- **Records**
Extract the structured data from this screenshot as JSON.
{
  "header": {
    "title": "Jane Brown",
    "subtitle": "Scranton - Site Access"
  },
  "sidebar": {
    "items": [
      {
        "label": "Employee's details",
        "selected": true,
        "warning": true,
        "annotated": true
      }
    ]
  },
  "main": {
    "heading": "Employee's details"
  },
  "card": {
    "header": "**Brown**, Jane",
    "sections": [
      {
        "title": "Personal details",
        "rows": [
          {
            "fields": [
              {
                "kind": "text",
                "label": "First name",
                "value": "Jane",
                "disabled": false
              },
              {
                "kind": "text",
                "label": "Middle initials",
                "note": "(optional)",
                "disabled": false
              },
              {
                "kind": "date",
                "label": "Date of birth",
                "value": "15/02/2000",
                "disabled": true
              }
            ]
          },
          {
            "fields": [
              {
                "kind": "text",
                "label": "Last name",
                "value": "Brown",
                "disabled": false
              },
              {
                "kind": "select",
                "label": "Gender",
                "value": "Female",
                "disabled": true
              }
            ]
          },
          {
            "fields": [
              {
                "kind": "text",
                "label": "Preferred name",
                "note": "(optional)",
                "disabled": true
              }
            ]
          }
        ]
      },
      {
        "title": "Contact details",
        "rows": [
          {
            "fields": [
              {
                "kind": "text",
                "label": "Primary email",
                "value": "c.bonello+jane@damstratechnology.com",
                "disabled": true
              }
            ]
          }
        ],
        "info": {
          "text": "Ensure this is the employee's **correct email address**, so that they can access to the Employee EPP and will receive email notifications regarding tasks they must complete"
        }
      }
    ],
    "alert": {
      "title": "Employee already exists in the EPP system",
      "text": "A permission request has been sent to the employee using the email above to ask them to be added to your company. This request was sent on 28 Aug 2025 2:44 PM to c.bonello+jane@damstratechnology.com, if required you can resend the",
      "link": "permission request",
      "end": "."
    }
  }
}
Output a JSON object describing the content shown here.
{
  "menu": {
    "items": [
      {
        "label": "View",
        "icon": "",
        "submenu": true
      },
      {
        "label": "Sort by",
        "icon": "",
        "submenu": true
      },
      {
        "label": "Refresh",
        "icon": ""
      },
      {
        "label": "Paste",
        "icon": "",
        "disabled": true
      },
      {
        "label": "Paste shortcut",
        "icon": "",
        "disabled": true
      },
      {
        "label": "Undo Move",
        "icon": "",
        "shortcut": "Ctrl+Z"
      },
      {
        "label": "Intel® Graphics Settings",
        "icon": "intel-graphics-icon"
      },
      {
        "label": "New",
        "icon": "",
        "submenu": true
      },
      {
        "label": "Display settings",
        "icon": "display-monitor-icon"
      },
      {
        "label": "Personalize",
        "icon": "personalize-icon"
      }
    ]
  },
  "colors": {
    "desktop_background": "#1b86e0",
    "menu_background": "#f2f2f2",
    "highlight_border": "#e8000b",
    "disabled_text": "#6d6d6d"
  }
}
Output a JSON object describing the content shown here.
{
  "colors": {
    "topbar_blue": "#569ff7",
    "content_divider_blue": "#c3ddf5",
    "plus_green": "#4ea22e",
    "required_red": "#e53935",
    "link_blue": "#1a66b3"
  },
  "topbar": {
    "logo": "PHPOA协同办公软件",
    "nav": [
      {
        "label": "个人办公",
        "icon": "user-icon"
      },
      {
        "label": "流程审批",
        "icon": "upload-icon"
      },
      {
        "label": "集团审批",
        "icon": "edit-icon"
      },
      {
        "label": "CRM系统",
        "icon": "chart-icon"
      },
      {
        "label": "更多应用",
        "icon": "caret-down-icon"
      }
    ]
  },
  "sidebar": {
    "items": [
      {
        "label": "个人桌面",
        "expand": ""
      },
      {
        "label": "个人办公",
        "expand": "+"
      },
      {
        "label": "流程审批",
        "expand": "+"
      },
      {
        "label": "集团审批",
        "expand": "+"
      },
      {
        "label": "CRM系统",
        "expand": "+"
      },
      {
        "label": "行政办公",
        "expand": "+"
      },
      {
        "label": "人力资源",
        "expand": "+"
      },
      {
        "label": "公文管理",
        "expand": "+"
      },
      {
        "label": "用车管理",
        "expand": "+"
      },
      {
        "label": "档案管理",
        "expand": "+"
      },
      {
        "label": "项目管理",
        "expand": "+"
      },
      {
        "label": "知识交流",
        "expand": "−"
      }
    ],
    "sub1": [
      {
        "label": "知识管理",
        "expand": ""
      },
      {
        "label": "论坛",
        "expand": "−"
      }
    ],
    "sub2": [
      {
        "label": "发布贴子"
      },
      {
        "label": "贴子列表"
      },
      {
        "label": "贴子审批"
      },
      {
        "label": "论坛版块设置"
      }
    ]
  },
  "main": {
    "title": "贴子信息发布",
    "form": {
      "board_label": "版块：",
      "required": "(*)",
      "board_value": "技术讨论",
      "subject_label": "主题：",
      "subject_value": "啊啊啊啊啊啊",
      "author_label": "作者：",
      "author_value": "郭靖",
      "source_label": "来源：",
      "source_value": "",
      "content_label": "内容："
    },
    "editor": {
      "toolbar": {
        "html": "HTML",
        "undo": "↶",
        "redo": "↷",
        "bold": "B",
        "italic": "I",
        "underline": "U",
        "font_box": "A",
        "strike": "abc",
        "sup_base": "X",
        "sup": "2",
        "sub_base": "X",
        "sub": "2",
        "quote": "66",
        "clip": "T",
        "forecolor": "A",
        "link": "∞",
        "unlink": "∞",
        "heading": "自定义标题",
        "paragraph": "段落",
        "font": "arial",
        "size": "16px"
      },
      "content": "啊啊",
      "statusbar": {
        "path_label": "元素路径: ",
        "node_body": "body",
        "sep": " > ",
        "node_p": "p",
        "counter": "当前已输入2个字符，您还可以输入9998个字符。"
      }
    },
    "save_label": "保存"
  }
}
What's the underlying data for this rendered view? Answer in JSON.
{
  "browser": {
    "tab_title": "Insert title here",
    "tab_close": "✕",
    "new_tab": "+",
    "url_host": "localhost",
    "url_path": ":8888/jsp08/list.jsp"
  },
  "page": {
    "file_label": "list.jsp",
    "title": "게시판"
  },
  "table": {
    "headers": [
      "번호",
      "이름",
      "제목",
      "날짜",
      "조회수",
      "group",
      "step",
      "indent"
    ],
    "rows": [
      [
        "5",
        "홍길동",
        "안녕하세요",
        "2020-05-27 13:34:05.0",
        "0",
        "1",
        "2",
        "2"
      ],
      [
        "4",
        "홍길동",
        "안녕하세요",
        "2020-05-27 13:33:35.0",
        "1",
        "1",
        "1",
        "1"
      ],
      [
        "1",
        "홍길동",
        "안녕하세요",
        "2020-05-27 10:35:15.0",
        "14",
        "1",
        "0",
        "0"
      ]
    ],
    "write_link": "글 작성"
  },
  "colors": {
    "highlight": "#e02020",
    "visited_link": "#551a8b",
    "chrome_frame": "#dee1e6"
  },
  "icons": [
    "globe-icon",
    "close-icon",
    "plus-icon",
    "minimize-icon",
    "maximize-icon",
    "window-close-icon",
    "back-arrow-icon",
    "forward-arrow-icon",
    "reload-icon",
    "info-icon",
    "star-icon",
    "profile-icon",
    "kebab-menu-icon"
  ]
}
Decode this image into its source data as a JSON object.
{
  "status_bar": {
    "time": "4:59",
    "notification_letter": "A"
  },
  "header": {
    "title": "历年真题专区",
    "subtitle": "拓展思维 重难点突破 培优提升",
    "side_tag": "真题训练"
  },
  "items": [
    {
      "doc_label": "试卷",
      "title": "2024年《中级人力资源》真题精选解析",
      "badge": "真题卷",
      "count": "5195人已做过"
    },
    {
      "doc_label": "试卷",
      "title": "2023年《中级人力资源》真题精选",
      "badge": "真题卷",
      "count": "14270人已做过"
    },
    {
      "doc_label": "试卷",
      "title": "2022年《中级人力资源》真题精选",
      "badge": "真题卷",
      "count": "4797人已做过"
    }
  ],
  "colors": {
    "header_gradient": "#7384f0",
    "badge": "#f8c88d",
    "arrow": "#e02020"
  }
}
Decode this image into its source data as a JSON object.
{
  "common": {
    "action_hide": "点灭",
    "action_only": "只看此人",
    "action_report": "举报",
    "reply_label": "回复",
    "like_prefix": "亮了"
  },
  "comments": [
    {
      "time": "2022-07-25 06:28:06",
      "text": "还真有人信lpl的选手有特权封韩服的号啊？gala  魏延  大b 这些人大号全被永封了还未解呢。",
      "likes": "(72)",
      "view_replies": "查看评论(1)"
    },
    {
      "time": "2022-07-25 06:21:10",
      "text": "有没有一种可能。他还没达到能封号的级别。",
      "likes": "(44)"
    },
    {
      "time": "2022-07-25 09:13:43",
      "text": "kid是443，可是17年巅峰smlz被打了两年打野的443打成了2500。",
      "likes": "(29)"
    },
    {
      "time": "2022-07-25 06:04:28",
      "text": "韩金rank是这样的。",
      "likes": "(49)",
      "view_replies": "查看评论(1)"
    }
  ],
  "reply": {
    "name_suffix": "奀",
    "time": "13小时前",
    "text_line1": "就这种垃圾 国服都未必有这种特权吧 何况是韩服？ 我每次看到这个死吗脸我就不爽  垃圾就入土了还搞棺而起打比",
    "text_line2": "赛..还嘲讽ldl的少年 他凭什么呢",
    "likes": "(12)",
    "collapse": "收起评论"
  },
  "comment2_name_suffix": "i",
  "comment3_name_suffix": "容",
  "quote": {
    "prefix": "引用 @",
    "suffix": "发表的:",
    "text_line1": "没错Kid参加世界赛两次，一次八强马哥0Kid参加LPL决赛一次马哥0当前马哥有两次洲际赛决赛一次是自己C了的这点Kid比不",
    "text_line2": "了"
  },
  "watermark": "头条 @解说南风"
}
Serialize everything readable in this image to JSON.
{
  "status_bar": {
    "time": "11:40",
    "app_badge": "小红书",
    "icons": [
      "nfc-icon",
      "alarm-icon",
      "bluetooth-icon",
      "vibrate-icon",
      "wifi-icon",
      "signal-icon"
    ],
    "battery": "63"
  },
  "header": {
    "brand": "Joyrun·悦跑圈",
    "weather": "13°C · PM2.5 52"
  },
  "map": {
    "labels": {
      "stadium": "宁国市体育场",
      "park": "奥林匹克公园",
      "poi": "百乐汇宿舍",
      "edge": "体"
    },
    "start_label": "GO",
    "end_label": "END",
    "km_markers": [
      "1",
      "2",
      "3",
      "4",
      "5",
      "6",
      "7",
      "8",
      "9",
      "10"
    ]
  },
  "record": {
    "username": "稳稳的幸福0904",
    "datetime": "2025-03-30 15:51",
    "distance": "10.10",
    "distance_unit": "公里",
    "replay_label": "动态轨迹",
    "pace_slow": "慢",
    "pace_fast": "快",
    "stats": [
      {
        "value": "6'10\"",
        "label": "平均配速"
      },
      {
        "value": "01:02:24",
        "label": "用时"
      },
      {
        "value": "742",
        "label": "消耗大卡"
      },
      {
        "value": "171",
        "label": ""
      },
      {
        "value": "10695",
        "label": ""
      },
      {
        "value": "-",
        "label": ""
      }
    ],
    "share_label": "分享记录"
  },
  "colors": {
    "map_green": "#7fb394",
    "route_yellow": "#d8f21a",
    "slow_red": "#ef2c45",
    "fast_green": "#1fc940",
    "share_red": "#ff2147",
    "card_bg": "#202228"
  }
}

- **Goal of the exercise**
Above are the records. Copy every line in them holding "shortcut".

- **Result for this exercise**
        "label": "Paste shortcut",
        "shortcut": "Ctrl+Z"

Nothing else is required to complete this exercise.